Dataset entries:
------------

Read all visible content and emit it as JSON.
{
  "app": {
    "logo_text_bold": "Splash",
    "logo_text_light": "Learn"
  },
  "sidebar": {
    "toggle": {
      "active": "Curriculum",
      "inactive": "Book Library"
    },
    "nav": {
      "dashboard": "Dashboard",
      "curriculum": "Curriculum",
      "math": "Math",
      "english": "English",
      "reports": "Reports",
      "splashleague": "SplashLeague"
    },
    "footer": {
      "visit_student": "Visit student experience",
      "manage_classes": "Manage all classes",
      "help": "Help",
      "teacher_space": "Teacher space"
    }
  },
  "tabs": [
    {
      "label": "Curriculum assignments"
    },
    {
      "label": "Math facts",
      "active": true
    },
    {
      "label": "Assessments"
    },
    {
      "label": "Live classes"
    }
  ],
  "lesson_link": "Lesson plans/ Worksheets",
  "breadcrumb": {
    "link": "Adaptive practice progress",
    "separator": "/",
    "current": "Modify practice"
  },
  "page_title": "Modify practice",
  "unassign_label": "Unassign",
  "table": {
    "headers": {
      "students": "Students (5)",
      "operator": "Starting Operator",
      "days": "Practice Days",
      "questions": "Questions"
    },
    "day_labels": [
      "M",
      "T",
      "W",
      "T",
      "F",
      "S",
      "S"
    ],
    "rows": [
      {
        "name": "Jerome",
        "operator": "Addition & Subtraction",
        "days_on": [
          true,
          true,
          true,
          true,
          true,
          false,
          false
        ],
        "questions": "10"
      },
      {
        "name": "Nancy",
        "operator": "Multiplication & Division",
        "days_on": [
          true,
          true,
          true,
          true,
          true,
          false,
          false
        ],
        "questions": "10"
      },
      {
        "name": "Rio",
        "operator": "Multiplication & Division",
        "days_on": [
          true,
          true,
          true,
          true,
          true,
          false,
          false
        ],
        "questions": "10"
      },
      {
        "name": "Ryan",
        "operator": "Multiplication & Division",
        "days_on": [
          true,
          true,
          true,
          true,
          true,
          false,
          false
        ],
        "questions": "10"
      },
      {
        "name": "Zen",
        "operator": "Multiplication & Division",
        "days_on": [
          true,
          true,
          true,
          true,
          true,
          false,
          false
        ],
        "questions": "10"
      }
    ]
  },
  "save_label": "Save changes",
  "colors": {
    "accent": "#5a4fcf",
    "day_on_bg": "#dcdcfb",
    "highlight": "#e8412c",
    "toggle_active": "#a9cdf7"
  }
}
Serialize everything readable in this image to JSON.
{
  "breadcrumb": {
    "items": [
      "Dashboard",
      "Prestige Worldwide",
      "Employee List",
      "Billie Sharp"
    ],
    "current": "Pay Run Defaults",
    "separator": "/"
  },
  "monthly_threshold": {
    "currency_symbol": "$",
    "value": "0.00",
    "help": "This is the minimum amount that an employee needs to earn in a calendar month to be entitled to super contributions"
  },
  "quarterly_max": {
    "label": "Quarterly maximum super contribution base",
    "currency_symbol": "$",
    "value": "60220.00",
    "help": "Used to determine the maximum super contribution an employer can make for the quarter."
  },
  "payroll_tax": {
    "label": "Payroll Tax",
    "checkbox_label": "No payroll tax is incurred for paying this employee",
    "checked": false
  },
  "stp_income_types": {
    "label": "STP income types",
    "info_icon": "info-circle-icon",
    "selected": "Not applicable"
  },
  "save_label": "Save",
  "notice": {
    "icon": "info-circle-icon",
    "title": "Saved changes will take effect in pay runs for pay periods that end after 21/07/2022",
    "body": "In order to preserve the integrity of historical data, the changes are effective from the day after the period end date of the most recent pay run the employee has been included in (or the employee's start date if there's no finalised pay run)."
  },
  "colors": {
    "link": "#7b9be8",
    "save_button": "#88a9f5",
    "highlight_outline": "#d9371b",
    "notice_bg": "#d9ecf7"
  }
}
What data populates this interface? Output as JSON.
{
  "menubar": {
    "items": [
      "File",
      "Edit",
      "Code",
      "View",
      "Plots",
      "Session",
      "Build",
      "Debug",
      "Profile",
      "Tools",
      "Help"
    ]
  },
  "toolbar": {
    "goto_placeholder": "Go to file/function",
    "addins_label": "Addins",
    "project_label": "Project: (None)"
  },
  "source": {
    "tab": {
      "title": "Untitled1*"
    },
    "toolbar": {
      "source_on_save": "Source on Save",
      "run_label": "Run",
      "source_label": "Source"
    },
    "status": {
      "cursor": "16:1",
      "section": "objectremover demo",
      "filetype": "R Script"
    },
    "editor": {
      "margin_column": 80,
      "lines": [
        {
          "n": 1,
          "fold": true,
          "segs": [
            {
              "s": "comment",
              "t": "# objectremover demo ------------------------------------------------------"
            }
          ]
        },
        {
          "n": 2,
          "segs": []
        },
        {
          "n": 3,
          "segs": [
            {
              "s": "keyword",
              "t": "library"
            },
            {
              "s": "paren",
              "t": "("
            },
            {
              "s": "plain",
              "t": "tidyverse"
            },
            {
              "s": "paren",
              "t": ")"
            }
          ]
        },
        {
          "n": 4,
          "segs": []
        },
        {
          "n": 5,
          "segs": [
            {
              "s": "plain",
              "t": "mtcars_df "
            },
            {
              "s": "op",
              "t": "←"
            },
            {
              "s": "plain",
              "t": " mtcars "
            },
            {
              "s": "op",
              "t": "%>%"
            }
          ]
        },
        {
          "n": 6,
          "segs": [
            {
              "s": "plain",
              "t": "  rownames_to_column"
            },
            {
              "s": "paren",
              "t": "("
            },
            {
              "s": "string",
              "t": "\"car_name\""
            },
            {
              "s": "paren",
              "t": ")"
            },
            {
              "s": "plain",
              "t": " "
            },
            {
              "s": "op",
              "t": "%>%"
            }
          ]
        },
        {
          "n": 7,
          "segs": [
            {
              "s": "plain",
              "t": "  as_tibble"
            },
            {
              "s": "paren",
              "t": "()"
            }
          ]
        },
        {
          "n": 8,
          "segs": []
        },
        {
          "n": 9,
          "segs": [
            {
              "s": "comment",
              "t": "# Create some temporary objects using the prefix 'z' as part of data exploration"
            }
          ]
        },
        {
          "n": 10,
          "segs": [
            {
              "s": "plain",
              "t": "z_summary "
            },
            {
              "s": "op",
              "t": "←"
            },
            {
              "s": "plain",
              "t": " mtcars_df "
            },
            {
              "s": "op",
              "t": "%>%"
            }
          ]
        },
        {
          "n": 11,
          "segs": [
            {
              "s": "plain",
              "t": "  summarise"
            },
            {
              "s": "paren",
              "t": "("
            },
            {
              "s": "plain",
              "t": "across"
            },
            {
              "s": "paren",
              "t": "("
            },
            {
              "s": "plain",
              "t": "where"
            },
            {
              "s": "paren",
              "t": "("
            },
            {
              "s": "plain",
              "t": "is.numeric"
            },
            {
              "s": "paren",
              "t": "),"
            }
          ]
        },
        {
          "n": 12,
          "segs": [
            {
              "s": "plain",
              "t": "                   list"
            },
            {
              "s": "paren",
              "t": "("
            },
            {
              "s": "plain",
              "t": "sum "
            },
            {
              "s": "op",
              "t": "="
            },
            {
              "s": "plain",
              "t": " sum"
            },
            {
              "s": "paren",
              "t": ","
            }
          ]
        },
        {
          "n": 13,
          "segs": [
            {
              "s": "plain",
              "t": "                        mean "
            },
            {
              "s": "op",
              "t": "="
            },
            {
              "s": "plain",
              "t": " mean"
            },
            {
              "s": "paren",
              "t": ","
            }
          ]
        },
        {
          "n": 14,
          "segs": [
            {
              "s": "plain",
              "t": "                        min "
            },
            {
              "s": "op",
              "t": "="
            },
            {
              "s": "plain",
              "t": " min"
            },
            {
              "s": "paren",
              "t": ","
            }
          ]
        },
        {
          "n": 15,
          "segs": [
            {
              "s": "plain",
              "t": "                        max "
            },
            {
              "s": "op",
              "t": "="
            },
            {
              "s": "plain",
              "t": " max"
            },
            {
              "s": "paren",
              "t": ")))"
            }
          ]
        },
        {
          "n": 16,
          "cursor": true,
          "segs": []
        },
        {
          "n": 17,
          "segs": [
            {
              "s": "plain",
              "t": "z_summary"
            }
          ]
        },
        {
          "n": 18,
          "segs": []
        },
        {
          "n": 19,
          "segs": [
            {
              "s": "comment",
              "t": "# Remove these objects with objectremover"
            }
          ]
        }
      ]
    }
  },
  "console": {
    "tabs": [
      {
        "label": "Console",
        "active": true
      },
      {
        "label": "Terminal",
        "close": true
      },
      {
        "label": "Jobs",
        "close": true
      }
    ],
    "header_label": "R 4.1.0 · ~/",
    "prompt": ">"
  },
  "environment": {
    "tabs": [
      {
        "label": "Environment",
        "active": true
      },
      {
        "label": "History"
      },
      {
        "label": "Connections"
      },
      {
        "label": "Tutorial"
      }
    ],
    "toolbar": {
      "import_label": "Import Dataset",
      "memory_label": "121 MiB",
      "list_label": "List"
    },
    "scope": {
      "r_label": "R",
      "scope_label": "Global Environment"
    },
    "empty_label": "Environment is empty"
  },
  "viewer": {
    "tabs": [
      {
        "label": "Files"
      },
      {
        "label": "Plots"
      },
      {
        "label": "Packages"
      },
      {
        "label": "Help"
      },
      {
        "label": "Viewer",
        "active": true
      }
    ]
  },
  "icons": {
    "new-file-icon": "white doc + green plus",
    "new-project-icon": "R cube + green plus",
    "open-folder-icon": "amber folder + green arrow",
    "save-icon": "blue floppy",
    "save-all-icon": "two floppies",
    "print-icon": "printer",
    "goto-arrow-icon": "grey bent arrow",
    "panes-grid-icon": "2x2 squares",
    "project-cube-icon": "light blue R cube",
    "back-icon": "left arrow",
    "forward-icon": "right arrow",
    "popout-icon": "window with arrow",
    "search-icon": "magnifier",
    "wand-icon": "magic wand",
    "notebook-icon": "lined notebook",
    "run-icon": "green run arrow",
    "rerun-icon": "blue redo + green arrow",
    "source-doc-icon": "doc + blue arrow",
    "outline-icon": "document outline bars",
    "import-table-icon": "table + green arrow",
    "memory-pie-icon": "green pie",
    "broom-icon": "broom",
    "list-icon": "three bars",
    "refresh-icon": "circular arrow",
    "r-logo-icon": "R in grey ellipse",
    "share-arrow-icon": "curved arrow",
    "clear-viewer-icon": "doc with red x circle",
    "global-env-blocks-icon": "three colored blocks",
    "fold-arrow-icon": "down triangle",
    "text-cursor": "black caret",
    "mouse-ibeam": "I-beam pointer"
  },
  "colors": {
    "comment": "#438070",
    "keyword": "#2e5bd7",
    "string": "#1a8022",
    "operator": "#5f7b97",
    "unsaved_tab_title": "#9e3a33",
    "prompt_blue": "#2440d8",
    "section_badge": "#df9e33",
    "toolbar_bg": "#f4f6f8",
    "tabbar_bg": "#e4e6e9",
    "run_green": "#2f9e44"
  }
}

------------

◆ **Task instructions**:
Copy every single line of the material above that holds "objects".

◆ **Worked solution**:
              "t": "# Create some temporary objects using the prefix 'z' as part of data exploration"
              "t": "# Remove these objects with objectremover"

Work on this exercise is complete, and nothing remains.